> [Requirement] Swap every "pink-shirt" in the lines below for "red-shirt" and write the lines out again with nothing else changed. Leave out the pictures.

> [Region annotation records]
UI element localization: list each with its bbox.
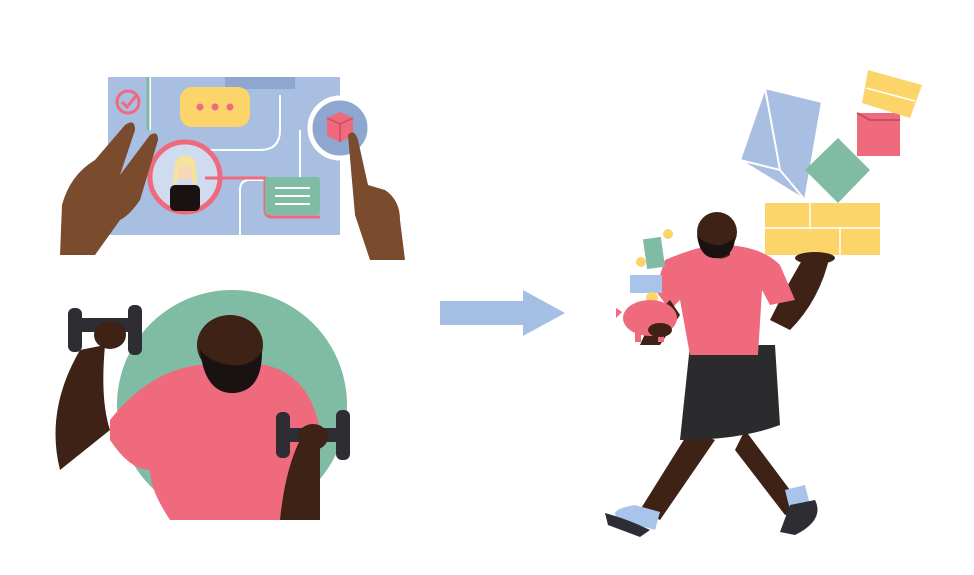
check-glyph bbox=[120, 95, 138, 110]
sock bbox=[615, 505, 660, 530]
head bbox=[197, 315, 263, 375]
message-lines bbox=[275, 187, 310, 205]
dumbbell-weight bbox=[128, 305, 142, 355]
fist bbox=[298, 424, 328, 450]
dot bbox=[196, 103, 204, 111]
arrow-right-icon bbox=[440, 290, 565, 336]
left-hand bbox=[60, 122, 158, 255]
piggy-snout bbox=[616, 308, 622, 318]
blue-box bbox=[738, 86, 824, 202]
piggy-leg bbox=[658, 332, 664, 342]
dumbbell-weight bbox=[336, 410, 350, 460]
pink-shirt bbox=[655, 245, 795, 355]
fist bbox=[94, 321, 126, 349]
green-box bbox=[805, 138, 870, 203]
blue-box-edges bbox=[739, 87, 806, 201]
walking-scene bbox=[605, 70, 922, 537]
checkmark-icon bbox=[115, 89, 141, 115]
pink-shirt bbox=[110, 365, 320, 520]
lower-arm bbox=[280, 440, 320, 520]
workout-scene bbox=[55, 290, 350, 520]
head bbox=[697, 212, 737, 252]
shorts bbox=[680, 345, 780, 440]
arrow-shaft bbox=[440, 301, 528, 325]
box-line bbox=[865, 87, 916, 102]
dot bbox=[211, 103, 219, 111]
dot bbox=[226, 103, 234, 111]
back-leg bbox=[640, 430, 715, 520]
piggy-leg bbox=[635, 332, 641, 342]
money-bill bbox=[642, 236, 666, 270]
palm bbox=[795, 252, 835, 264]
raised-arm bbox=[770, 255, 830, 330]
dumbbell-weight bbox=[276, 412, 290, 458]
box-lines bbox=[765, 203, 880, 255]
hand bbox=[648, 323, 672, 337]
shoe bbox=[780, 500, 818, 535]
coin bbox=[663, 229, 673, 239]
beard bbox=[200, 350, 262, 394]
pink-box-edge bbox=[856, 112, 900, 121]
avatar-body bbox=[170, 185, 200, 211]
avatar-hair bbox=[173, 155, 197, 185]
tablet-scene bbox=[60, 77, 405, 260]
money-bill bbox=[630, 275, 662, 293]
tablet-lines bbox=[149, 77, 301, 235]
right-hand-pointing bbox=[348, 132, 405, 260]
raised-arm bbox=[55, 345, 110, 470]
dumbbell-weight bbox=[68, 308, 82, 352]
tablet-bar bbox=[225, 77, 295, 89]
coin bbox=[636, 257, 646, 267]
small-yellow-box bbox=[862, 70, 922, 118]
yellow-box bbox=[765, 203, 880, 255]
cube-edges bbox=[326, 117, 354, 142]
arrow-head bbox=[523, 290, 565, 336]
shoe bbox=[605, 513, 650, 537]
beard bbox=[697, 235, 735, 259]
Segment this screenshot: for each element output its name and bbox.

> [Solution]
UI element localization: list each with its bbox.
check-glyph bbox=[120, 95, 138, 110]
sock bbox=[615, 505, 660, 530]
head bbox=[197, 315, 263, 375]
message-lines bbox=[275, 187, 310, 205]
dumbbell-weight bbox=[128, 305, 142, 355]
fist bbox=[298, 424, 328, 450]
dot bbox=[196, 103, 204, 111]
arrow-right-icon bbox=[440, 290, 565, 336]
left-hand bbox=[60, 122, 158, 255]
piggy-snout bbox=[616, 308, 622, 318]
blue-box bbox=[738, 86, 824, 202]
piggy-leg bbox=[658, 332, 664, 342]
dumbbell-weight bbox=[336, 410, 350, 460]
red-shirt bbox=[655, 245, 795, 355]
fist bbox=[94, 321, 126, 349]
green-box bbox=[805, 138, 870, 203]
blue-box-edges bbox=[739, 87, 806, 201]
walking-scene bbox=[605, 70, 922, 537]
checkmark-icon bbox=[115, 89, 141, 115]
red-shirt bbox=[110, 365, 320, 520]
lower-arm bbox=[280, 440, 320, 520]
workout-scene bbox=[55, 290, 350, 520]
head bbox=[697, 212, 737, 252]
shorts bbox=[680, 345, 780, 440]
arrow-shaft bbox=[440, 301, 528, 325]
box-line bbox=[865, 87, 916, 102]
dot bbox=[211, 103, 219, 111]
dot bbox=[226, 103, 234, 111]
back-leg bbox=[640, 430, 715, 520]
piggy-leg bbox=[635, 332, 641, 342]
money-bill bbox=[642, 236, 666, 270]
palm bbox=[795, 252, 835, 264]
raised-arm bbox=[770, 255, 830, 330]
dumbbell-weight bbox=[276, 412, 290, 458]
box-lines bbox=[765, 203, 880, 255]
hand bbox=[648, 323, 672, 337]
shoe bbox=[780, 500, 818, 535]
coin bbox=[663, 229, 673, 239]
beard bbox=[200, 350, 262, 394]
pink-box-edge bbox=[856, 112, 900, 121]
avatar-body bbox=[170, 185, 200, 211]
avatar-hair bbox=[173, 155, 197, 185]
tablet-scene bbox=[60, 77, 405, 260]
money-bill bbox=[630, 275, 662, 293]
tablet-lines bbox=[149, 77, 301, 235]
right-hand-pointing bbox=[348, 132, 405, 260]
raised-arm bbox=[55, 345, 110, 470]
dumbbell-weight bbox=[68, 308, 82, 352]
tablet-bar bbox=[225, 77, 295, 89]
coin bbox=[636, 257, 646, 267]
small-yellow-box bbox=[862, 70, 922, 118]
yellow-box bbox=[765, 203, 880, 255]
cube-edges bbox=[326, 117, 354, 142]
arrow-head bbox=[523, 290, 565, 336]
shoe bbox=[605, 513, 650, 537]
beard bbox=[697, 235, 735, 259]
Segment this screenshot: for each element output its name and bbox.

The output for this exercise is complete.